» **PROBLEM STATEMENT**
Please report every line from the material that contains the word "负者歌于途".

** START GIVEN ENTRIES **

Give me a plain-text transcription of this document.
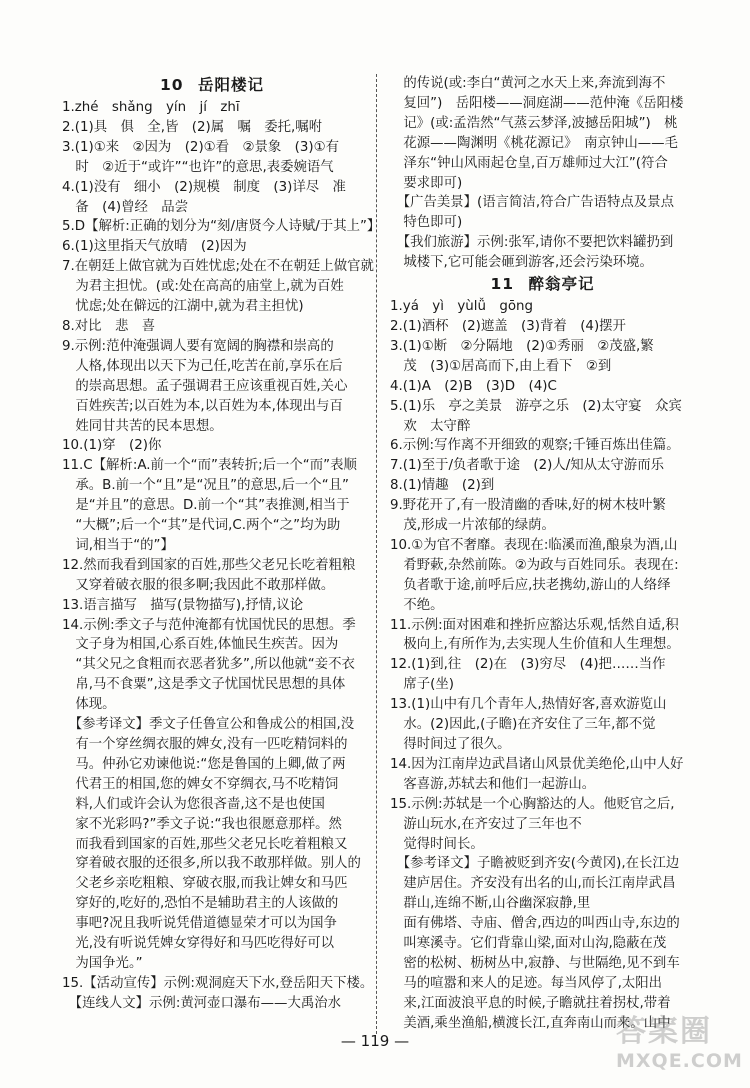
10 岳阳楼记
1.zhé　shǎng　yín　jí　zhī
2.(1)具　俱　全,皆　(2)属　嘱　委托,嘱咐
3.(1)①来　②因为　(2)①看　②景象　(3)①有
　时　②近于“或许”“也许”的意思,表委婉语气
4.(1)没有　细小　(2)规模　制度　(3)详尽　准
　备　(4)曾经　品尝
5.D【解析:正确的划分为“刻/唐贤今人诗赋/于其上”】
6.(1)这里指天气放晴　(2)因为
7.在朝廷上做官就为百姓忧虑;处在不在朝廷上做官就
　为君主担忧。(或:处在高高的庙堂上,就为百姓
　忧虑;处在僻远的江湖中,就为君主担忧)
8.对比　悲　喜
9.示例:范仲淹强调人要有宽阔的胸襟和崇高的
　人格,体现出以天下为己任,吃苦在前,享乐在后
　的崇高思想。孟子强调君王应该重视百姓,关心
　百姓疾苦;以百姓为本,以百姓为本,体现出与百
　姓同甘共苦的民本思想。
10.(1)穿　(2)你
11.C【解析:A.前一个“而”表转折;后一个“而”表顺
　承。B.前一个“且”是“况且”的意思,后一个“且”
　是“并且”的意思。D.前一个“其”表推测,相当于
　“大概”;后一个“其”是代词,C.两个“之”均为助
　词,相当于“的”】
12.然而我看到国家的百姓,那些父老兄长吃着粗粮
　又穿着破衣服的很多啊;我因此不敢那样做。
13.语言描写　描写(景物描写),抒情,议论
14.示例:季文子与范仲淹都有忧国忧民的思想。季
　文子身为相国,心系百姓,体恤民生疾苦。因为
　“其父兄之食粗而衣恶者犹多”,所以他就“妾不衣
　帛,马不食粟”,这是季文子忧国忧民思想的具体
　体现。
　【参考译文】季文子任鲁宣公和鲁成公的相国,没
　有一个穿丝绸衣服的婢女,没有一匹吃精饲料的
　马。仲孙它劝谏他说:“您是鲁国的上卿,做了两
　代君王的相国,您的婢女不穿绸衣,马不吃精饲
　料,人们或许会认为您很吝啬,这不是也使国
　家不光彩吗?”季文子说:“我也很愿意那样。然
　而我看到国家的百姓,那些父老兄长吃着粗粮又
　穿着破衣服的还很多,所以我不敢那样做。别人的
　父老乡亲吃粗粮、穿破衣服,而我让婢女和马匹
　穿好的,吃好的,恐怕不是辅助君主的人该做的
　事吧?况且我听说凭借道德显荣才可以为国争
　光,没有听说凭婢女穿得好和马匹吃得好可以
　为国争光。”
15.【活动宣传】示例:观洞庭天下水,登岳阳天下楼。
　【连线人文】示例:黄河壶口瀑布——大禹治水
　的传说(或:李白“黄河之水天上来,奔流到海不
　复回”)　岳阳楼——洞庭湖——范仲淹《岳阳楼
　记》(或:孟浩然“气蒸云梦泽,波撼岳阳城”)　桃
　花源——陶渊明《桃花源记》　南京钟山——毛
　泽东“钟山风雨起仓皇,百万雄师过大江”(符合
　要求即可)
　【广告美景】(语言简洁,符合广告语特点及景点
　特色即可)
　【我们旅游】示例:张军,请你不要把饮料罐扔到
　城楼下,它可能会砸到游客,还会污染环境。
11 醉翁亭记
1.yá　yì　yùlǚ　gōng
2.(1)酒杯　(2)遮盖　(3)背着　(4)摆开
3.(1)①断　②分隔地　(2)①秀丽　②茂盛,繁
　茂　(3)①居高而下,由上看下　②到
4.(1)A　(2)B　(3)D　(4)C
5.(1)乐　亭之美景　游亭之乐　(2)太守宴　众宾
　欢　太守醉
6.示例:写作离不开细致的观察;千锤百炼出佳篇。
7.(1)至于/负者歌于途　(2)人/知从太守游而乐
8.(1)情趣　(2)到
9.野花开了,有一股清幽的香味,好的树木枝叶繁
　茂,形成一片浓郁的绿荫。
10.①为官不奢靡。表现在:临溪而渔,酿泉为酒,山
　肴野蔌,杂然前陈。②为政与百姓同乐。表现在:
　负者歌于途,前呼后应,扶老携幼,游山的人络绎
　不绝。
11.示例:面对困难和挫折应豁达乐观,恬然自适,积
　极向上,有所作为,去实现人生价值和人生理想。
12.(1)到,往　(2)在　(3)穷尽　(4)把……当作
　席子(坐)
13.(1)山中有几个青年人,热情好客,喜欢游览山
　水。(2)因此,(子瞻)在齐安住了三年,都不觉
　得时间过了很久。
14.因为江南岸边武昌诸山风景优美绝伦,山中人好
　客喜游,苏轼去和他们一起游山。
15.示例:苏轼是一个心胸豁达的人。他贬官之后,
　游山玩水,在齐安过了三年也不
　觉得时间长。
　【参考译文】子瞻被贬到齐安(今黄冈),在长江边
　建庐居住。齐安没有出名的山,而长江南岸武昌
　群山,连绵不断,山谷幽深寂静,里
　面有佛塔、寺庙、僧舍,西边的叫西山寺,东边的
　叫寒溪寺。它们背靠山梁,面对山沟,隐蔽在茂
　密的松树、枥树丛中,寂静、与世隔绝,见不到车
　马的喧嚣和来人的足迹。每当风停了,太阳出
　来,江面波浪平息的时候,子瞻就拄着拐杖,带着
　美酒,乘坐渔船,横渡长江,直奔南山而来。山中
— 119 —	答案圈
MXQE.COM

** END GIVEN ENTRIES **

» **COMPLETED TASK**
7.(1)至于/负者歌于途　(2)人/知从太守游而乐
　负者歌于途,前呼后应,扶老携幼,游山的人络绎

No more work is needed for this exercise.